Source data

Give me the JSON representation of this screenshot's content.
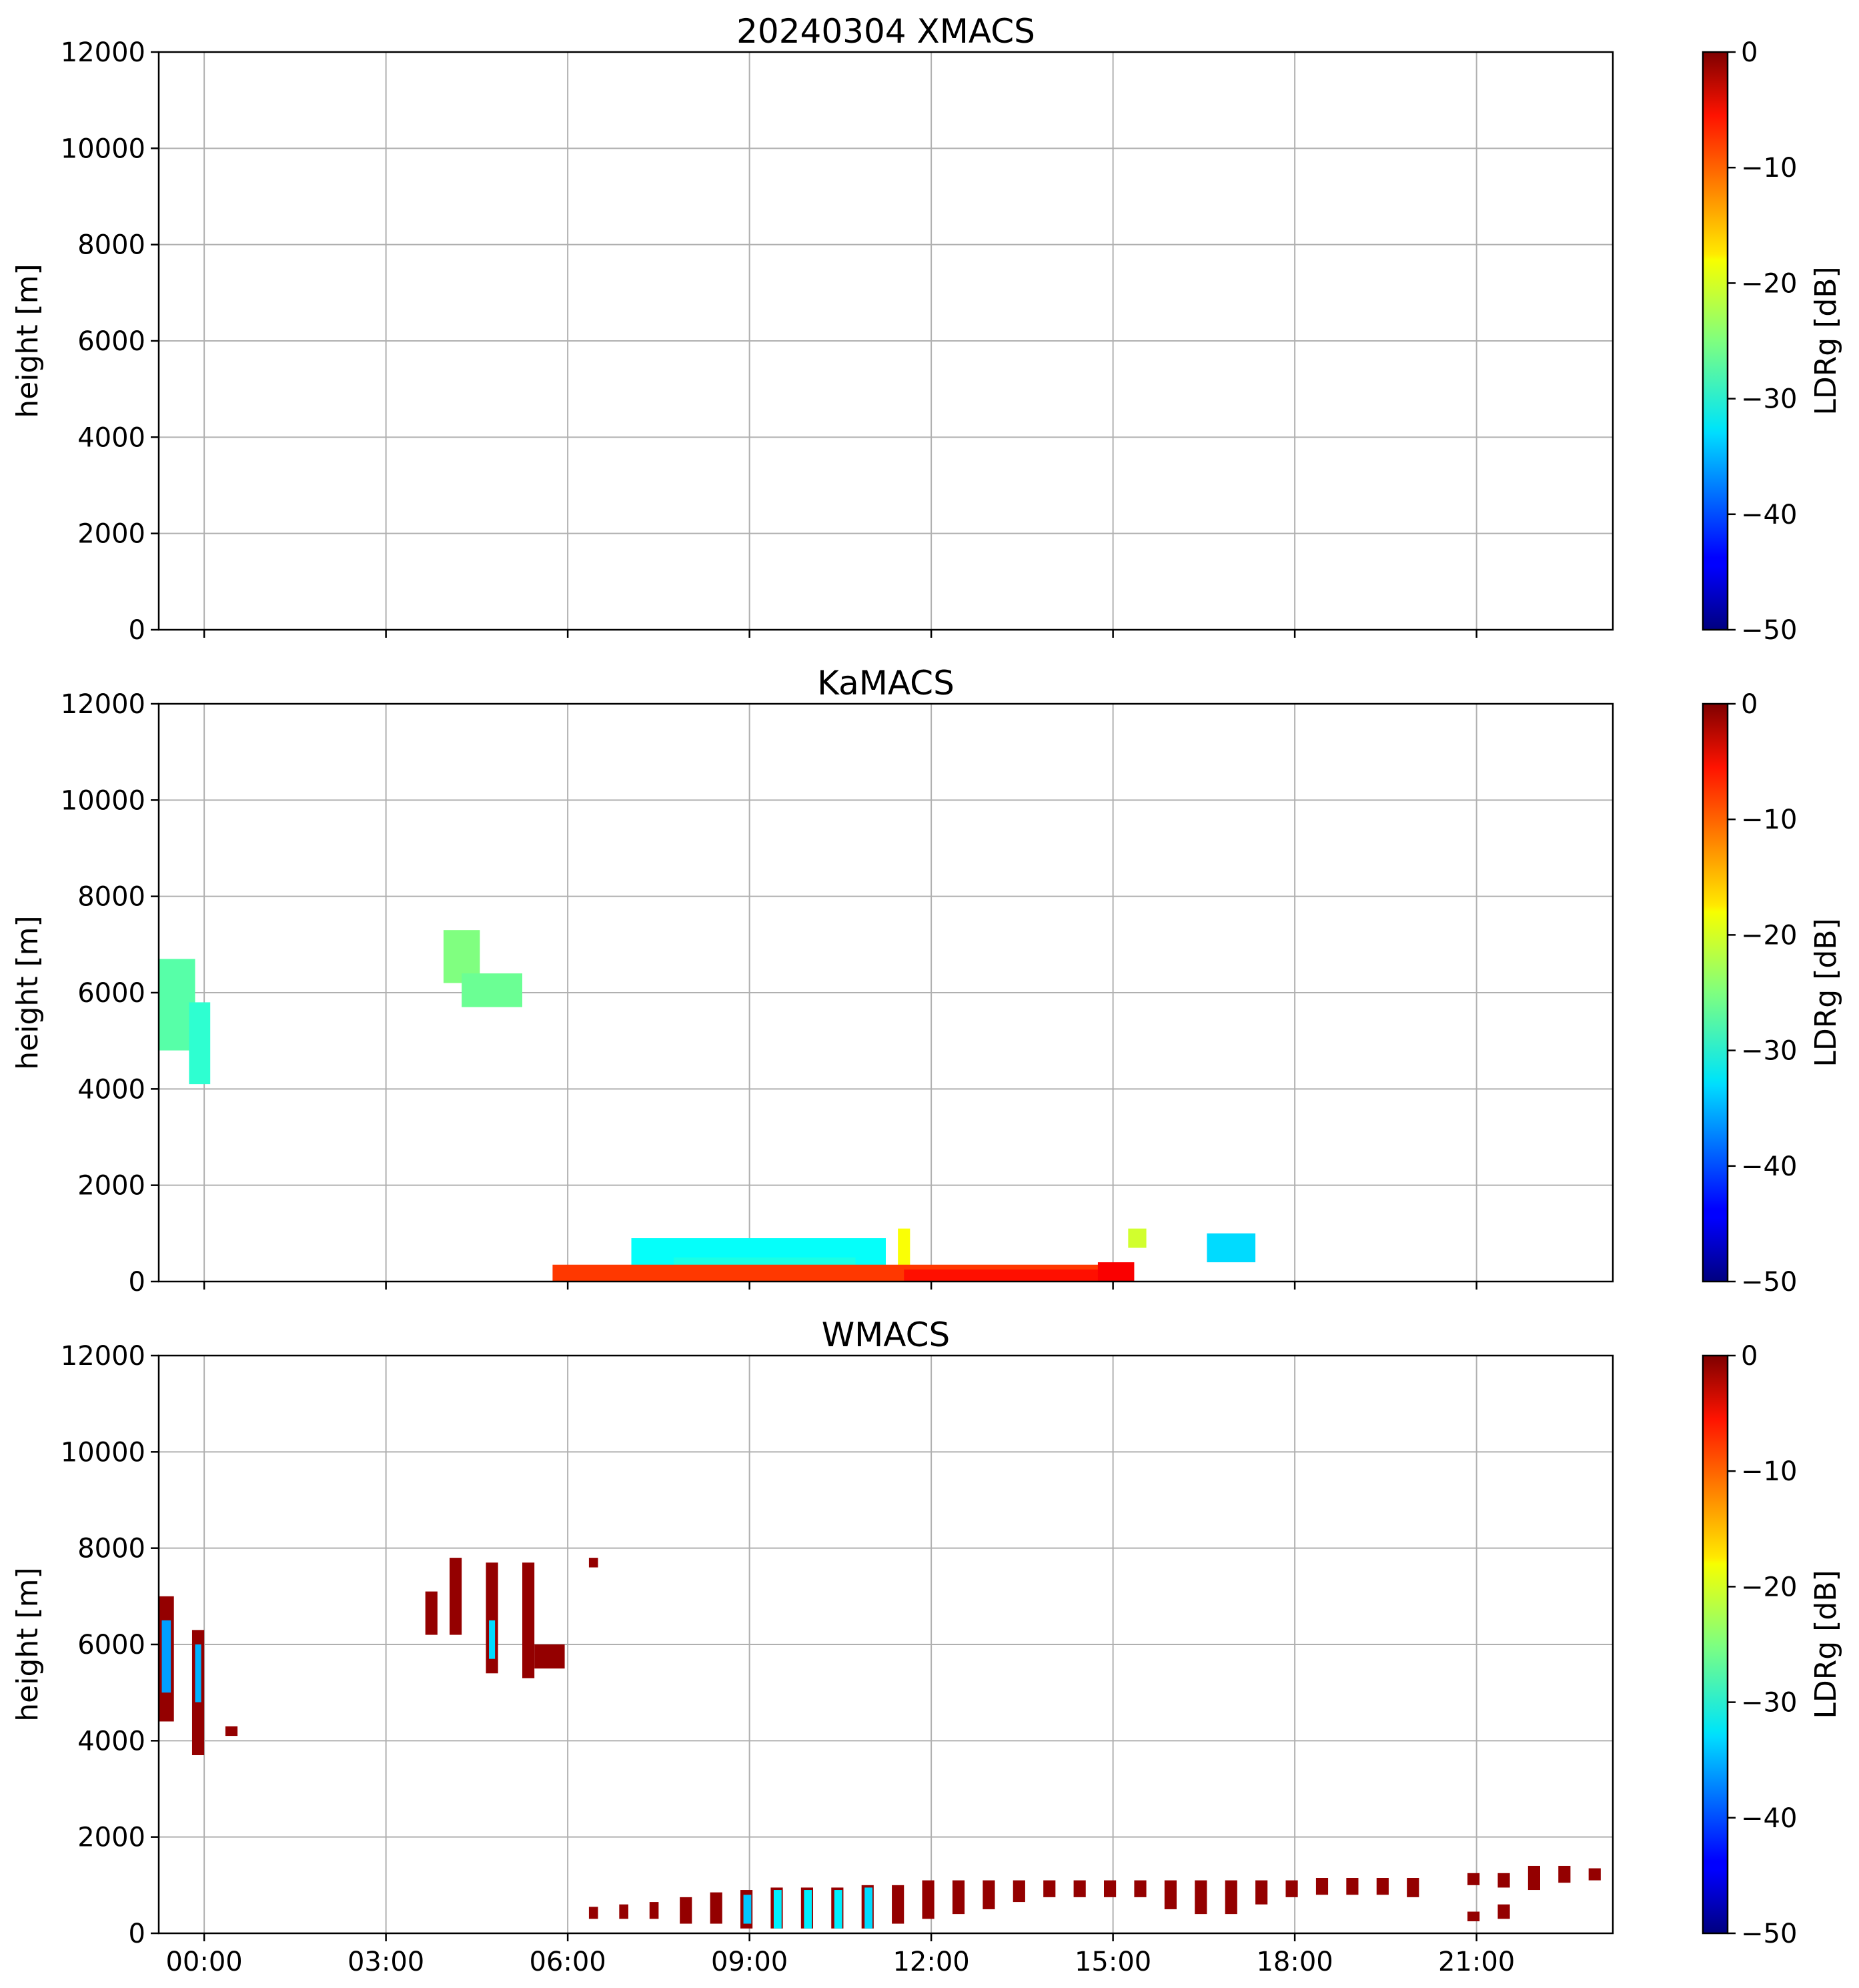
{
  "chart_data": [
    {
      "type": "heatmap",
      "panel": "XMACS",
      "title": "20240304 XMACS",
      "xlabel": "",
      "ylabel": "height [m]",
      "x_ticks_hours": [
        0.25,
        3.25,
        6.25,
        9.25,
        12.25,
        15.25,
        18.25,
        21.25
      ],
      "x_tick_labels": [],
      "xlim_hours": [
        -0.5,
        23.5
      ],
      "ylim": [
        0,
        12000
      ],
      "y_ticks": [
        0,
        2000,
        4000,
        6000,
        8000,
        10000,
        12000
      ],
      "y_tick_labels": [
        "0",
        "2000",
        "4000",
        "6000",
        "8000",
        "10000",
        "12000"
      ],
      "grid": true,
      "colorbar": {
        "label": "LDRg [dB]",
        "range": [
          -50,
          0
        ],
        "ticks": [
          "0",
          "−10",
          "−20",
          "−30",
          "−40",
          "−50"
        ],
        "tick_values": [
          0,
          -10,
          -20,
          -30,
          -40,
          -50
        ],
        "colormap": "jet"
      },
      "regions": []
    },
    {
      "type": "heatmap",
      "panel": "KaMACS",
      "title": "KaMACS",
      "xlabel": "",
      "ylabel": "height [m]",
      "x_ticks_hours": [
        0.25,
        3.25,
        6.25,
        9.25,
        12.25,
        15.25,
        18.25,
        21.25
      ],
      "x_tick_labels": [],
      "xlim_hours": [
        -0.5,
        23.5
      ],
      "ylim": [
        0,
        12000
      ],
      "y_ticks": [
        0,
        2000,
        4000,
        6000,
        8000,
        10000,
        12000
      ],
      "y_tick_labels": [
        "0",
        "2000",
        "4000",
        "6000",
        "8000",
        "10000",
        "12000"
      ],
      "grid": true,
      "colorbar": {
        "label": "LDRg [dB]",
        "range": [
          -50,
          0
        ],
        "ticks": [
          "0",
          "−10",
          "−20",
          "−30",
          "−40",
          "−50"
        ],
        "tick_values": [
          0,
          -10,
          -20,
          -30,
          -40,
          -50
        ],
        "colormap": "jet"
      },
      "regions": [
        {
          "t0": -0.5,
          "t1": 0.1,
          "h0": 4800,
          "h1": 6700,
          "ldr": -27
        },
        {
          "t0": 0.0,
          "t1": 0.35,
          "h0": 4100,
          "h1": 5800,
          "ldr": -29
        },
        {
          "t0": 4.2,
          "t1": 4.8,
          "h0": 6200,
          "h1": 7300,
          "ldr": -25
        },
        {
          "t0": 4.5,
          "t1": 5.5,
          "h0": 5700,
          "h1": 6400,
          "ldr": -26
        },
        {
          "t0": 7.3,
          "t1": 11.5,
          "h0": 250,
          "h1": 900,
          "ldr": -31
        },
        {
          "t0": 8.0,
          "t1": 11.0,
          "h0": 150,
          "h1": 500,
          "ldr": -30
        },
        {
          "t0": 11.7,
          "t1": 11.9,
          "h0": 100,
          "h1": 1100,
          "ldr": -19
        },
        {
          "t0": 15.5,
          "t1": 15.8,
          "h0": 700,
          "h1": 1100,
          "ldr": -21
        },
        {
          "t0": 16.8,
          "t1": 17.6,
          "h0": 400,
          "h1": 1000,
          "ldr": -33
        },
        {
          "t0": 6.0,
          "t1": 15.5,
          "h0": 0,
          "h1": 350,
          "ldr": -9
        },
        {
          "t0": 11.8,
          "t1": 15.2,
          "h0": 0,
          "h1": 250,
          "ldr": -7
        },
        {
          "t0": 15.0,
          "t1": 15.6,
          "h0": 0,
          "h1": 400,
          "ldr": -6
        }
      ]
    },
    {
      "type": "heatmap",
      "panel": "WMACS",
      "title": "WMACS",
      "xlabel": "",
      "ylabel": "height [m]",
      "x_ticks_hours": [
        0.25,
        3.25,
        6.25,
        9.25,
        12.25,
        15.25,
        18.25,
        21.25
      ],
      "x_tick_labels": [
        "00:00",
        "03:00",
        "06:00",
        "09:00",
        "12:00",
        "15:00",
        "18:00",
        "21:00"
      ],
      "xlim_hours": [
        -0.5,
        23.5
      ],
      "ylim": [
        0,
        12000
      ],
      "y_ticks": [
        0,
        2000,
        4000,
        6000,
        8000,
        10000,
        12000
      ],
      "y_tick_labels": [
        "0",
        "2000",
        "4000",
        "6000",
        "8000",
        "10000",
        "12000"
      ],
      "grid": true,
      "colorbar": {
        "label": "LDRg [dB]",
        "range": [
          -50,
          0
        ],
        "ticks": [
          "0",
          "−10",
          "−20",
          "−30",
          "−40",
          "−50"
        ],
        "tick_values": [
          0,
          -10,
          -20,
          -30,
          -40,
          -50
        ],
        "colormap": "jet"
      },
      "regions": [
        {
          "t0": -0.5,
          "t1": -0.25,
          "h0": 4400,
          "h1": 7000,
          "ldr": -1
        },
        {
          "t0": -0.45,
          "t1": -0.3,
          "h0": 5000,
          "h1": 6500,
          "ldr": -36
        },
        {
          "t0": 0.05,
          "t1": 0.25,
          "h0": 3700,
          "h1": 6300,
          "ldr": -1
        },
        {
          "t0": 0.1,
          "t1": 0.2,
          "h0": 4800,
          "h1": 6000,
          "ldr": -35
        },
        {
          "t0": 0.6,
          "t1": 0.8,
          "h0": 4100,
          "h1": 4300,
          "ldr": -1
        },
        {
          "t0": 3.9,
          "t1": 4.1,
          "h0": 6200,
          "h1": 7100,
          "ldr": -1
        },
        {
          "t0": 4.3,
          "t1": 4.5,
          "h0": 6200,
          "h1": 7800,
          "ldr": -1
        },
        {
          "t0": 4.9,
          "t1": 5.1,
          "h0": 5400,
          "h1": 7700,
          "ldr": -1
        },
        {
          "t0": 4.95,
          "t1": 5.05,
          "h0": 5700,
          "h1": 6500,
          "ldr": -33
        },
        {
          "t0": 5.5,
          "t1": 5.7,
          "h0": 5300,
          "h1": 7700,
          "ldr": -1
        },
        {
          "t0": 5.7,
          "t1": 6.2,
          "h0": 5500,
          "h1": 6000,
          "ldr": -1
        },
        {
          "t0": 6.6,
          "t1": 6.75,
          "h0": 7600,
          "h1": 7800,
          "ldr": -1
        },
        {
          "t0": 6.6,
          "t1": 6.75,
          "h0": 300,
          "h1": 550,
          "ldr": -1
        },
        {
          "t0": 7.1,
          "t1": 7.25,
          "h0": 300,
          "h1": 600,
          "ldr": -1
        },
        {
          "t0": 7.6,
          "t1": 7.75,
          "h0": 300,
          "h1": 650,
          "ldr": -1
        },
        {
          "t0": 8.1,
          "t1": 8.3,
          "h0": 200,
          "h1": 750,
          "ldr": -1
        },
        {
          "t0": 8.6,
          "t1": 8.8,
          "h0": 200,
          "h1": 850,
          "ldr": -1
        },
        {
          "t0": 9.1,
          "t1": 9.3,
          "h0": 100,
          "h1": 900,
          "ldr": -1
        },
        {
          "t0": 9.15,
          "t1": 9.28,
          "h0": 200,
          "h1": 800,
          "ldr": -34
        },
        {
          "t0": 9.6,
          "t1": 9.8,
          "h0": 100,
          "h1": 950,
          "ldr": -1
        },
        {
          "t0": 9.65,
          "t1": 9.78,
          "h0": 100,
          "h1": 900,
          "ldr": -32
        },
        {
          "t0": 10.1,
          "t1": 10.3,
          "h0": 100,
          "h1": 950,
          "ldr": -1
        },
        {
          "t0": 10.15,
          "t1": 10.28,
          "h0": 100,
          "h1": 900,
          "ldr": -32
        },
        {
          "t0": 10.6,
          "t1": 10.8,
          "h0": 100,
          "h1": 950,
          "ldr": -1
        },
        {
          "t0": 10.65,
          "t1": 10.78,
          "h0": 100,
          "h1": 900,
          "ldr": -32
        },
        {
          "t0": 11.1,
          "t1": 11.3,
          "h0": 100,
          "h1": 1000,
          "ldr": -1
        },
        {
          "t0": 11.15,
          "t1": 11.28,
          "h0": 100,
          "h1": 950,
          "ldr": -33
        },
        {
          "t0": 11.6,
          "t1": 11.8,
          "h0": 200,
          "h1": 1000,
          "ldr": -1
        },
        {
          "t0": 12.1,
          "t1": 12.3,
          "h0": 300,
          "h1": 1100,
          "ldr": -1
        },
        {
          "t0": 12.6,
          "t1": 12.8,
          "h0": 400,
          "h1": 1100,
          "ldr": -1
        },
        {
          "t0": 13.1,
          "t1": 13.3,
          "h0": 500,
          "h1": 1100,
          "ldr": -1
        },
        {
          "t0": 13.6,
          "t1": 13.8,
          "h0": 650,
          "h1": 1100,
          "ldr": -1
        },
        {
          "t0": 14.1,
          "t1": 14.3,
          "h0": 750,
          "h1": 1100,
          "ldr": -1
        },
        {
          "t0": 14.6,
          "t1": 14.8,
          "h0": 750,
          "h1": 1100,
          "ldr": -1
        },
        {
          "t0": 15.1,
          "t1": 15.3,
          "h0": 750,
          "h1": 1100,
          "ldr": -1
        },
        {
          "t0": 15.6,
          "t1": 15.8,
          "h0": 750,
          "h1": 1100,
          "ldr": -1
        },
        {
          "t0": 16.1,
          "t1": 16.3,
          "h0": 500,
          "h1": 1100,
          "ldr": -1
        },
        {
          "t0": 16.6,
          "t1": 16.8,
          "h0": 400,
          "h1": 1100,
          "ldr": -1
        },
        {
          "t0": 17.1,
          "t1": 17.3,
          "h0": 400,
          "h1": 1100,
          "ldr": -1
        },
        {
          "t0": 17.6,
          "t1": 17.8,
          "h0": 600,
          "h1": 1100,
          "ldr": -1
        },
        {
          "t0": 18.1,
          "t1": 18.3,
          "h0": 750,
          "h1": 1100,
          "ldr": -1
        },
        {
          "t0": 18.6,
          "t1": 18.8,
          "h0": 800,
          "h1": 1150,
          "ldr": -1
        },
        {
          "t0": 19.1,
          "t1": 19.3,
          "h0": 800,
          "h1": 1150,
          "ldr": -1
        },
        {
          "t0": 19.6,
          "t1": 19.8,
          "h0": 800,
          "h1": 1150,
          "ldr": -1
        },
        {
          "t0": 20.1,
          "t1": 20.3,
          "h0": 750,
          "h1": 1150,
          "ldr": -1
        },
        {
          "t0": 21.1,
          "t1": 21.3,
          "h0": 1000,
          "h1": 1250,
          "ldr": -1
        },
        {
          "t0": 21.1,
          "t1": 21.3,
          "h0": 250,
          "h1": 450,
          "ldr": -1
        },
        {
          "t0": 21.6,
          "t1": 21.8,
          "h0": 950,
          "h1": 1250,
          "ldr": -1
        },
        {
          "t0": 21.6,
          "t1": 21.8,
          "h0": 300,
          "h1": 600,
          "ldr": -1
        },
        {
          "t0": 22.1,
          "t1": 22.3,
          "h0": 900,
          "h1": 1400,
          "ldr": -1
        },
        {
          "t0": 22.6,
          "t1": 22.8,
          "h0": 1050,
          "h1": 1400,
          "ldr": -1
        },
        {
          "t0": 23.1,
          "t1": 23.3,
          "h0": 1100,
          "h1": 1350,
          "ldr": -1
        }
      ]
    }
  ]
}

__Prompt__
All lines in the data that contain the word "title" should be copied.

__Complete output__
      "title": "20240304 XMACS",
      "title": "KaMACS",
      "title": "WMACS",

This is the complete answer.